Dataset entries:
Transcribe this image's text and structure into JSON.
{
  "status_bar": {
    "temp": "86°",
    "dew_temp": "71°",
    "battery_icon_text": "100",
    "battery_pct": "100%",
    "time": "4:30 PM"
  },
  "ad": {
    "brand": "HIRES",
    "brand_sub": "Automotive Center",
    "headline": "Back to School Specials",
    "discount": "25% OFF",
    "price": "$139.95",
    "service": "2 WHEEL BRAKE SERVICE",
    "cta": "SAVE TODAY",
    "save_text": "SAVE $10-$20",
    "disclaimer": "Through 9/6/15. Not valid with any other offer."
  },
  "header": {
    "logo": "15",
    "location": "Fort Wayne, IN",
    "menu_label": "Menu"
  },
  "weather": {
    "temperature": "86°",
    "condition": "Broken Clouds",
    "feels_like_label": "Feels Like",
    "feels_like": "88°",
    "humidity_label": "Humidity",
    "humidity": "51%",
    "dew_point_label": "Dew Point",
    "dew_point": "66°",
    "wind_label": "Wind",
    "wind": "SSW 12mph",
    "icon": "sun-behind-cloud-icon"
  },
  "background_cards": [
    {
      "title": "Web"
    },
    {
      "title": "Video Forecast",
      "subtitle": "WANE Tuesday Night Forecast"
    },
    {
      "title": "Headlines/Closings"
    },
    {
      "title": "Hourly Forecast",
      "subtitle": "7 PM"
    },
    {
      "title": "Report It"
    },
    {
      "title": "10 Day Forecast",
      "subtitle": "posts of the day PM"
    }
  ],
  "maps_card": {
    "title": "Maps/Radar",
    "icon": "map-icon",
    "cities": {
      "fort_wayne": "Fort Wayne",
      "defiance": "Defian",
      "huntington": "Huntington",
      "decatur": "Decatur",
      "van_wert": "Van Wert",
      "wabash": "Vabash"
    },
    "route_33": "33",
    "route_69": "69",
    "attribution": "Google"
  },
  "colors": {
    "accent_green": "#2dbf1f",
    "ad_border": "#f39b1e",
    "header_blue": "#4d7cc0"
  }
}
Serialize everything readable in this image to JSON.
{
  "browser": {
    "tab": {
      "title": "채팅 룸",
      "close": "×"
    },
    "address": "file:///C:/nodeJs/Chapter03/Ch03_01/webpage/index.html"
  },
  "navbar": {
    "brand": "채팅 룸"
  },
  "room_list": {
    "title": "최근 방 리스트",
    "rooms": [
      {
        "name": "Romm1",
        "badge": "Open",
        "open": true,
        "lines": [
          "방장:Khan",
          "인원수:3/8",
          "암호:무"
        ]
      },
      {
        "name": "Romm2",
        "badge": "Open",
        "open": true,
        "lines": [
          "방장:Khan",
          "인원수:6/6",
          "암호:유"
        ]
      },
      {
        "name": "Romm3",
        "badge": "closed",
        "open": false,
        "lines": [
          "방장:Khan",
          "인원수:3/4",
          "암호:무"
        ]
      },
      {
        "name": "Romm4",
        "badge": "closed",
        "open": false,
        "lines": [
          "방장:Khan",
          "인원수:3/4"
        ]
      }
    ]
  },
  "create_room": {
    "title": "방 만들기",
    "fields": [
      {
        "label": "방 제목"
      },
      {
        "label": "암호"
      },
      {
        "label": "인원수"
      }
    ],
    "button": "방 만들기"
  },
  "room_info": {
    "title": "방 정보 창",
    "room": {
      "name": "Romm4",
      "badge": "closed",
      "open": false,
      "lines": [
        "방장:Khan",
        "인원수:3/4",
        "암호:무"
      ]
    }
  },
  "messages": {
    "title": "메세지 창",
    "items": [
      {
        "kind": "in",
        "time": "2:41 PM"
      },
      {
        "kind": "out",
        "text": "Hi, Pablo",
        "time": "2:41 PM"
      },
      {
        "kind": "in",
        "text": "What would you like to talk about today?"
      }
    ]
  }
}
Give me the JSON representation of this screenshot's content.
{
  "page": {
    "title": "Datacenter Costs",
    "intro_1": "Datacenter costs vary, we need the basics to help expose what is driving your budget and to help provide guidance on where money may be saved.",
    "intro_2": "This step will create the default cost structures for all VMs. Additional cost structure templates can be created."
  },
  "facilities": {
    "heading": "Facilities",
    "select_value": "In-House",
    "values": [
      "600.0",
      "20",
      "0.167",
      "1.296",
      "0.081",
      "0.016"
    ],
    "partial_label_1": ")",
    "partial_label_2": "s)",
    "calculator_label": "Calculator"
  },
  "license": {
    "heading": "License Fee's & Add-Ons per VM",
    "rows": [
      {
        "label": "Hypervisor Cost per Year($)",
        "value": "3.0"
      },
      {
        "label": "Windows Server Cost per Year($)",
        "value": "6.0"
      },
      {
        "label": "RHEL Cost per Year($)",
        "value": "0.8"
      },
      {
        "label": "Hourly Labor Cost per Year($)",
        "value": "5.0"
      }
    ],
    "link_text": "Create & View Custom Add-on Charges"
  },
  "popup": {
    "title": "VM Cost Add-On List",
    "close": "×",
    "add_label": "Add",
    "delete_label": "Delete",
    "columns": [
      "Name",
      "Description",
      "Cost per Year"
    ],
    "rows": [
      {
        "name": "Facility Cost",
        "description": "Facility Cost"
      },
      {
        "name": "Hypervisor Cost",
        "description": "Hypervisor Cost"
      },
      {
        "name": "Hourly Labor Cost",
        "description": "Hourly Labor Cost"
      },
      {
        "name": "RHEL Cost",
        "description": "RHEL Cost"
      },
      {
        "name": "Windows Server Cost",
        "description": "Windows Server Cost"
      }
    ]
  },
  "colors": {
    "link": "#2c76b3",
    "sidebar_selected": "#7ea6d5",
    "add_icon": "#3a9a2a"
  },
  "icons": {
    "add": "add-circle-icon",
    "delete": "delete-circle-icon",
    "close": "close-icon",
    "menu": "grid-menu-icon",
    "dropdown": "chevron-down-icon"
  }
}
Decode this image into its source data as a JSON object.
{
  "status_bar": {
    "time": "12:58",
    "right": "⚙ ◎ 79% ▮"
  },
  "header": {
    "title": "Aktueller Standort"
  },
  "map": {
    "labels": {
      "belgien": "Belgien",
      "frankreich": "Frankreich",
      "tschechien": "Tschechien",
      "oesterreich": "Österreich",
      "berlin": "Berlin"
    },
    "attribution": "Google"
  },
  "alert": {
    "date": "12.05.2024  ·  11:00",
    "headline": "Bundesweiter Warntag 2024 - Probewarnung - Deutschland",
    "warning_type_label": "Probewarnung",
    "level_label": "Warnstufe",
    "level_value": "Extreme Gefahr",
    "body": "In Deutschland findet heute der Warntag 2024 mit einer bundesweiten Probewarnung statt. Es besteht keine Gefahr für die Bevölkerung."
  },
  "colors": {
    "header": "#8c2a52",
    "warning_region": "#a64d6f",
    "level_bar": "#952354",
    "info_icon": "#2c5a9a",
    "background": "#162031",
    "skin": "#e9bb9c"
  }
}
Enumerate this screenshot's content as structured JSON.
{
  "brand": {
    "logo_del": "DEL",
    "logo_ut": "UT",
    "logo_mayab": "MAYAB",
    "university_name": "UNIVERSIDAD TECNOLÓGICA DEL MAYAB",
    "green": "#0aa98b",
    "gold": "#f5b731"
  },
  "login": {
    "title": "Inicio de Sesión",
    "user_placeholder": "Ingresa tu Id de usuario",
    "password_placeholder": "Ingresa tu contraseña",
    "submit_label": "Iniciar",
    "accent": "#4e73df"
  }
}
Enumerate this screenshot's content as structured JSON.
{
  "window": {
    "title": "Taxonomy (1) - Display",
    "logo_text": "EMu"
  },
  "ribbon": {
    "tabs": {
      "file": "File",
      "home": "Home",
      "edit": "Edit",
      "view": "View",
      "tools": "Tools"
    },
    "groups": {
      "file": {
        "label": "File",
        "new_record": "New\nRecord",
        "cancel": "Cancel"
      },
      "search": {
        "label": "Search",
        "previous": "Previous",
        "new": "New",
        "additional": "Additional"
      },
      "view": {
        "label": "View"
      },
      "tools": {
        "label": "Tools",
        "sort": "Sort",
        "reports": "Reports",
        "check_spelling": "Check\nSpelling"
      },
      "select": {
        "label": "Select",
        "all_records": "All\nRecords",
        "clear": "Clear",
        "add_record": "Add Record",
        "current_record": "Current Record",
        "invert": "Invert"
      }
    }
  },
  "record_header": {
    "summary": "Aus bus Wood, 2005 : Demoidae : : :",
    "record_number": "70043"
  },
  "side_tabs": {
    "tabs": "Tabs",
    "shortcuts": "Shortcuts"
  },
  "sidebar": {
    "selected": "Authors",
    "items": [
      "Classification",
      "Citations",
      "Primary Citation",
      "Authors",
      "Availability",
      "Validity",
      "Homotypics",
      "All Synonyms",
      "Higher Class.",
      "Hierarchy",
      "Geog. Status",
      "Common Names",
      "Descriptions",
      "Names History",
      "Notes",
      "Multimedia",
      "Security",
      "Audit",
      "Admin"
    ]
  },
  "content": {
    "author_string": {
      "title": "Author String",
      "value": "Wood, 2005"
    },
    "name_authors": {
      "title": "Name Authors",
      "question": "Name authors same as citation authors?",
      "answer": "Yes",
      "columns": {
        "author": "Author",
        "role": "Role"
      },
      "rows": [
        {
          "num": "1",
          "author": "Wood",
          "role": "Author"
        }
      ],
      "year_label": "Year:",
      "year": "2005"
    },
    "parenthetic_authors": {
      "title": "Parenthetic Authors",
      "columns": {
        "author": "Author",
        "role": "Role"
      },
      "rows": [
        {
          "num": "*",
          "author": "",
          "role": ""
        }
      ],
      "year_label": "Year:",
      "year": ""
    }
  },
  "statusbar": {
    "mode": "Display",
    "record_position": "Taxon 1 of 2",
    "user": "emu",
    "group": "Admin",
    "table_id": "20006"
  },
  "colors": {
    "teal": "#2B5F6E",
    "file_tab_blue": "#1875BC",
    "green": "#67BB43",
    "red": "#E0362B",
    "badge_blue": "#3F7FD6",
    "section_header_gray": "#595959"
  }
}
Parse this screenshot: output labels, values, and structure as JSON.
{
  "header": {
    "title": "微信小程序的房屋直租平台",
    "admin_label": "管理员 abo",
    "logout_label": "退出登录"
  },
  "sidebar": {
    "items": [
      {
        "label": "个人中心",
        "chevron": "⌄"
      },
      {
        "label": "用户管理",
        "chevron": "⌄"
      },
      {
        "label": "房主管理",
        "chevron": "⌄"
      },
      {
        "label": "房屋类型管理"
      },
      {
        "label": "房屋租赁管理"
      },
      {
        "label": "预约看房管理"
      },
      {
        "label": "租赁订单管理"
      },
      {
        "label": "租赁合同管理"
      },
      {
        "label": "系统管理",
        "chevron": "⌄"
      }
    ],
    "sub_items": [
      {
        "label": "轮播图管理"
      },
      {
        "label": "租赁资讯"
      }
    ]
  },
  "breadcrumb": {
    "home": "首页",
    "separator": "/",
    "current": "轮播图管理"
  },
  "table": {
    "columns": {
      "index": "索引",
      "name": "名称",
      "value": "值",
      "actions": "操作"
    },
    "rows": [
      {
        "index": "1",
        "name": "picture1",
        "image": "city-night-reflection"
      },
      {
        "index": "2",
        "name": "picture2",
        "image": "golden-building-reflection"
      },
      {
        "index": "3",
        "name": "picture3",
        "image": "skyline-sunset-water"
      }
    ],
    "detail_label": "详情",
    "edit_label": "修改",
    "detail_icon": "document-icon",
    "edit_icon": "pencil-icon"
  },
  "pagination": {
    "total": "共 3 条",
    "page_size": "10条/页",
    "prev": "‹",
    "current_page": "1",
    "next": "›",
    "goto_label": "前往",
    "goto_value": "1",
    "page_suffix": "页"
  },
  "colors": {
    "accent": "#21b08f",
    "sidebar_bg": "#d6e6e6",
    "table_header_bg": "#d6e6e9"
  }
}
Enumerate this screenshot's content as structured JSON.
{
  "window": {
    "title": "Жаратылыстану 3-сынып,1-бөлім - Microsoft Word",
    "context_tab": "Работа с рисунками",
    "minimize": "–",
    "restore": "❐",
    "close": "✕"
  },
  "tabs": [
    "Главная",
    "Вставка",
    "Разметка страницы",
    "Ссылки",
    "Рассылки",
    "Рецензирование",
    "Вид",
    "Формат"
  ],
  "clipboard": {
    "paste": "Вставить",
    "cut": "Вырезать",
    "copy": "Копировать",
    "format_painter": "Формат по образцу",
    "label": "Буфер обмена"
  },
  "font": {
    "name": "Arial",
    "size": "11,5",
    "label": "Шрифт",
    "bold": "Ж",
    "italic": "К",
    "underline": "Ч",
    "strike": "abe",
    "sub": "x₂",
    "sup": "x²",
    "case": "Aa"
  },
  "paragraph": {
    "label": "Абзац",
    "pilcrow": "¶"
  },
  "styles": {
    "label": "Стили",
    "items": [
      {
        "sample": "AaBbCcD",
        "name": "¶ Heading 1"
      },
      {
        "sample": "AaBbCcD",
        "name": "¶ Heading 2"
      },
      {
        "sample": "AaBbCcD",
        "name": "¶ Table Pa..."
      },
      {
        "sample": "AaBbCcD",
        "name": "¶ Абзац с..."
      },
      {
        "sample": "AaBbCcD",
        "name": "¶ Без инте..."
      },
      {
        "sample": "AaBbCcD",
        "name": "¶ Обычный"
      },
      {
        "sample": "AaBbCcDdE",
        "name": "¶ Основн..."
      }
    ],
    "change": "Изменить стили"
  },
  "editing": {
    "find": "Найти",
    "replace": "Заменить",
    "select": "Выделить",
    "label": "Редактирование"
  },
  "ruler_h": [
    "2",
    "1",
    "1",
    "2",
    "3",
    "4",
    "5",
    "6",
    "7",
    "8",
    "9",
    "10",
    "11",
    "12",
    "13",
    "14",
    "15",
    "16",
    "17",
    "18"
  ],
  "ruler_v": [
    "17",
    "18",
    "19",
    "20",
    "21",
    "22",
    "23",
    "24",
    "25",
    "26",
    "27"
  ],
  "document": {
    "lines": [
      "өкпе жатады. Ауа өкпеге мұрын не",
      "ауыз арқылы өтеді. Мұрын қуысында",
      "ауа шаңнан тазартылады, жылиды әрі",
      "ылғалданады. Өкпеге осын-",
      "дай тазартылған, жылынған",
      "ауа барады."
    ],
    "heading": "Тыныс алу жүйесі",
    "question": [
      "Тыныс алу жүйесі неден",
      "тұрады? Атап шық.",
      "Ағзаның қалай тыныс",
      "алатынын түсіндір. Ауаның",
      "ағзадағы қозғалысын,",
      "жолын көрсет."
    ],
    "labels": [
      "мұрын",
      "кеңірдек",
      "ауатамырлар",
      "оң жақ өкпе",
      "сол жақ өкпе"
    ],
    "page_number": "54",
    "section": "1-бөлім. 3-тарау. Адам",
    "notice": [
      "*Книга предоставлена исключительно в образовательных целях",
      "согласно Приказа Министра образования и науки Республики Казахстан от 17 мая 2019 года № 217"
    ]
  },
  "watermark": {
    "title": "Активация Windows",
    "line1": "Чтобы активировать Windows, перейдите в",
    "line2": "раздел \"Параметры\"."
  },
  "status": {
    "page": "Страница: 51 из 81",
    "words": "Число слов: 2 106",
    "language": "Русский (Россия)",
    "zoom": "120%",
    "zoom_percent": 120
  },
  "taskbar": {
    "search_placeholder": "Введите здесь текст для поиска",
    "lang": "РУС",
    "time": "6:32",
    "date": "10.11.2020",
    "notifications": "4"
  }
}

Task directions:
Find the lines above that contain the word "labels" and collect them.

Solution to this task:
    "labels": {
Parse this screenshot: output labels, values, and structure as JSON.
    "labels": [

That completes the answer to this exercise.